_Short problem:_
Copy the records below exactly, leaving out any pictures.

_Extracted data entries:_
# # # # #

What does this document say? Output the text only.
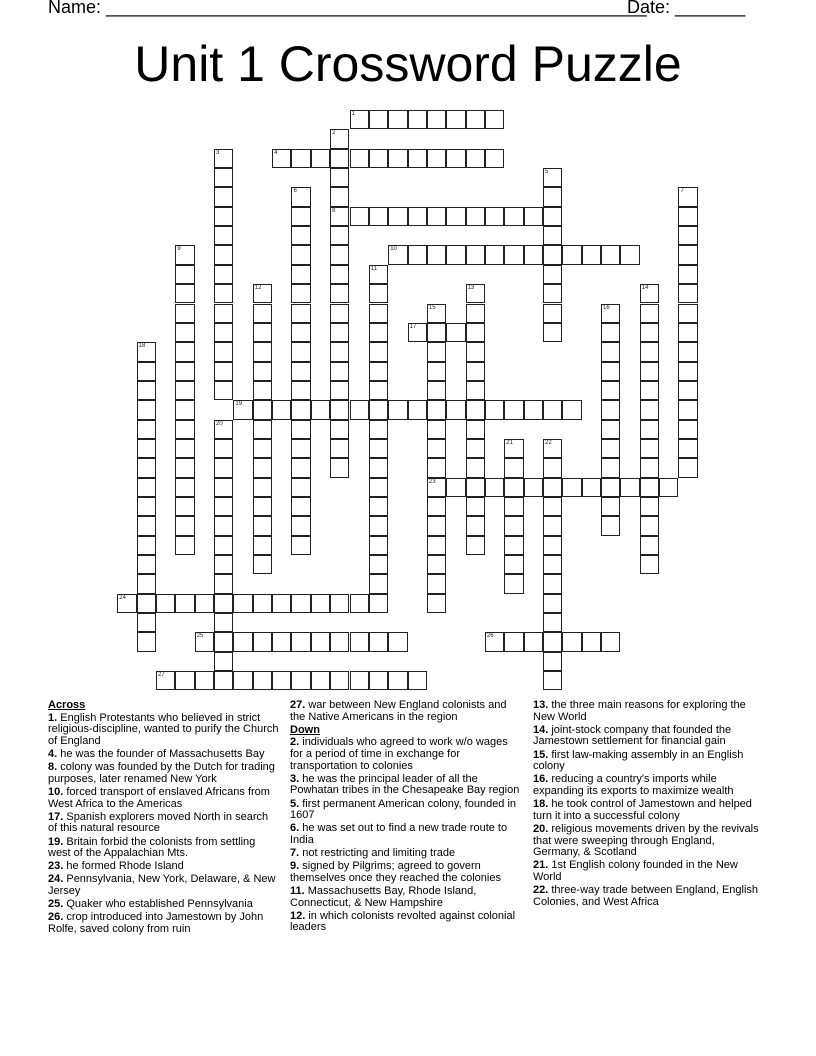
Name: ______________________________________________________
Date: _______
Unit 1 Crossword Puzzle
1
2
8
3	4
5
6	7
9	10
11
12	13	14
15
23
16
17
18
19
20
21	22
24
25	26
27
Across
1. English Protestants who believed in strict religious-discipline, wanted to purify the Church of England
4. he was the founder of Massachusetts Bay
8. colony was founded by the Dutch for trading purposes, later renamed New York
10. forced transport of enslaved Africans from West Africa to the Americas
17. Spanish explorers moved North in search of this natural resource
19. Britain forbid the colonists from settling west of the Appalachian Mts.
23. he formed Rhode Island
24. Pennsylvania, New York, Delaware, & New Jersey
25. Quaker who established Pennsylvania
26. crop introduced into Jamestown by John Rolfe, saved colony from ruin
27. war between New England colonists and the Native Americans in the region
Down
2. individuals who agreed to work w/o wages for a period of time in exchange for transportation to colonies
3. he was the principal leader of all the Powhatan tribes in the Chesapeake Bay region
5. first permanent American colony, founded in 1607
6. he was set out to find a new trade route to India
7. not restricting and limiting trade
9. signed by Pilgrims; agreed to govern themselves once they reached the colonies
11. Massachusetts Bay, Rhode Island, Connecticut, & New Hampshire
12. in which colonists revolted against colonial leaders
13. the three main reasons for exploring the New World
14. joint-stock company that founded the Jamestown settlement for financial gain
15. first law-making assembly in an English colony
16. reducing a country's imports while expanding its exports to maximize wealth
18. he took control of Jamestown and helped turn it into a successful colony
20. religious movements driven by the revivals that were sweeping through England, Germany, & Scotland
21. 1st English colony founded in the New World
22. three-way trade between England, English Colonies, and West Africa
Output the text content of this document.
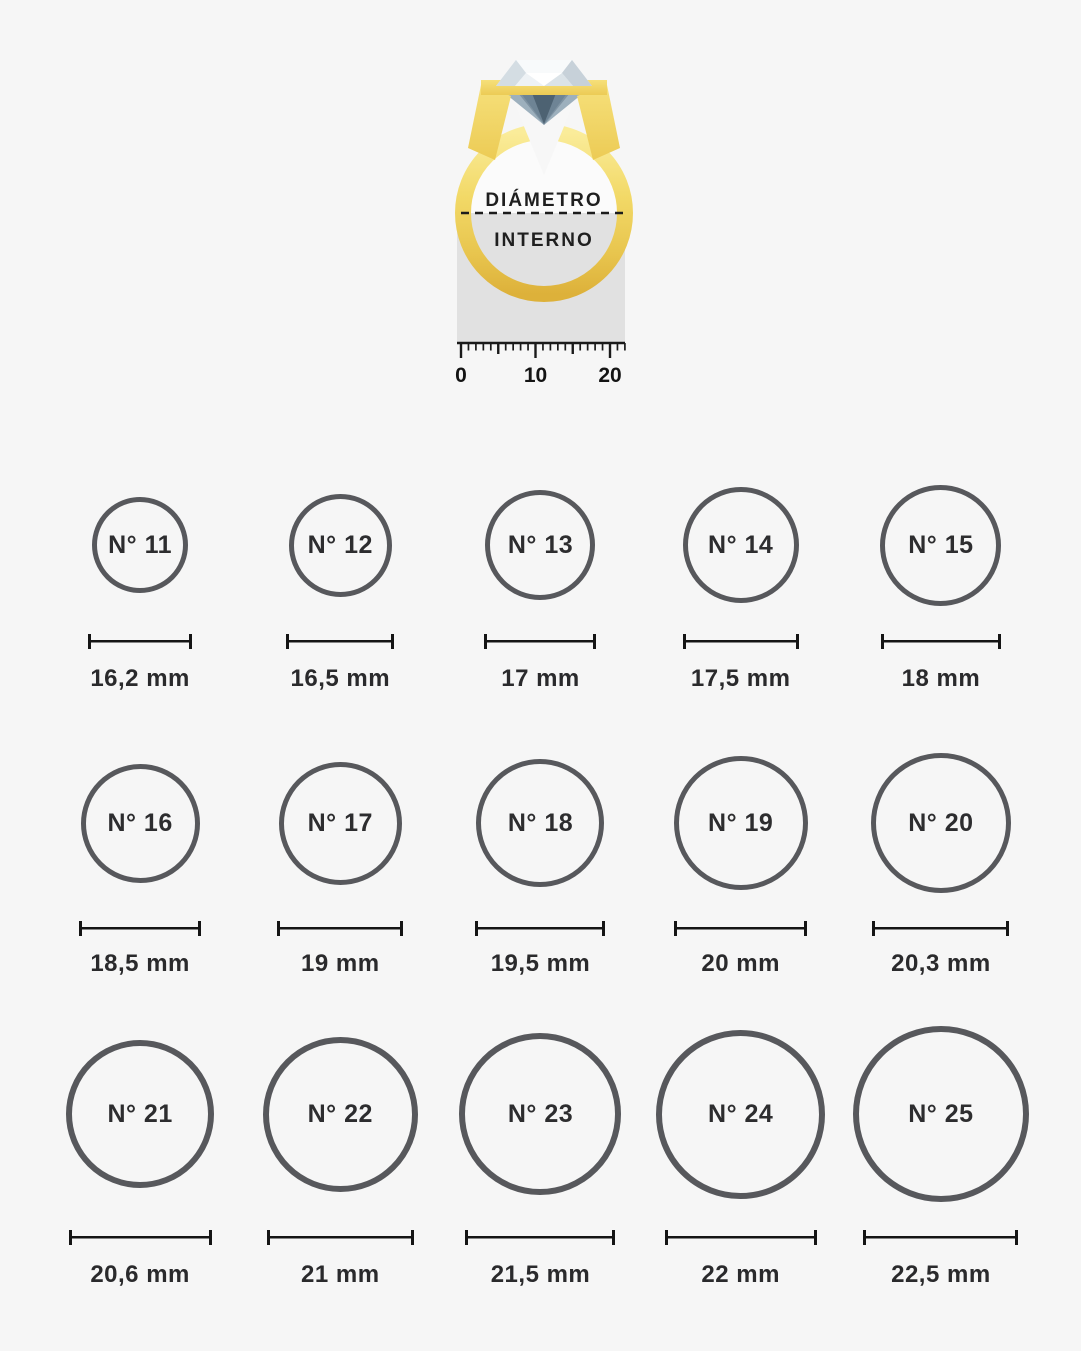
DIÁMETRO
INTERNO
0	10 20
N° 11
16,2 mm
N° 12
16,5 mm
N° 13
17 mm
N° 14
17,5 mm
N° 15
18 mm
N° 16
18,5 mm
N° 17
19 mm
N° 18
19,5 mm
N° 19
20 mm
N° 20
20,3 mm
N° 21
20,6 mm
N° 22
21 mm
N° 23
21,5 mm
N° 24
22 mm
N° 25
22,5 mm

# # # # #

_Task result:_
What does this document say? Output the text only.
Name: ______________________________________________________
Date: _______
Unit 1 Crossword Puzzle
1
2
8
3	4
5
6	7
9	10
11
12	13	14
15
23
16
17
18
19
20
21	22
24
25	26
27
Across
1. English Protestants who believed in strict religious-discipline, wanted to purify the Church of England
4. he was the founder of Massachusetts Bay
8. colony was founded by the Dutch for trading purposes, later renamed New York
10. forced transport of enslaved Africans from West Africa to the Americas
17. Spanish explorers moved North in search of this natural resource
19. Britain forbid the colonists from settling west of the Appalachian Mts.
23. he formed Rhode Island
24. Pennsylvania, New York, Delaware, & New Jersey
25. Quaker who established Pennsylvania
26. crop introduced into Jamestown by John Rolfe, saved colony from ruin
27. war between New England colonists and the Native Americans in the region
Down
2. individuals who agreed to work w/o wages for a period of time in exchange for transportation to colonies
3. he was the principal leader of all the Powhatan tribes in the Chesapeake Bay region
5. first permanent American colony, founded in 1607
6. he was set out to find a new trade route to India
7. not restricting and limiting trade
9. signed by Pilgrims; agreed to govern themselves once they reached the colonies
11. Massachusetts Bay, Rhode Island, Connecticut, & New Hampshire
12. in which colonists revolted against colonial leaders
13. the three main reasons for exploring the New World
14. joint-stock company that founded the Jamestown settlement for financial gain
15. first law-making assembly in an English colony
16. reducing a country's imports while expanding its exports to maximize wealth
18. he took control of Jamestown and helped turn it into a successful colony
20. religious movements driven by the revivals that were sweeping through England, Germany, & Scotland
21. 1st English colony founded in the New World
22. three-way trade between England, English Colonies, and West Africa
Output the text content of this document.
DIÁMETRO
INTERNO
0	10 20
N° 11
16,2 mm
N° 12
16,5 mm
N° 13
17 mm
N° 14
17,5 mm
N° 15
18 mm
N° 16
18,5 mm
N° 17
19 mm
N° 18
19,5 mm
N° 19
20 mm
N° 20
20,3 mm
N° 21
20,6 mm
N° 22
21 mm
N° 23
21,5 mm
N° 24
22 mm
N° 25
22,5 mm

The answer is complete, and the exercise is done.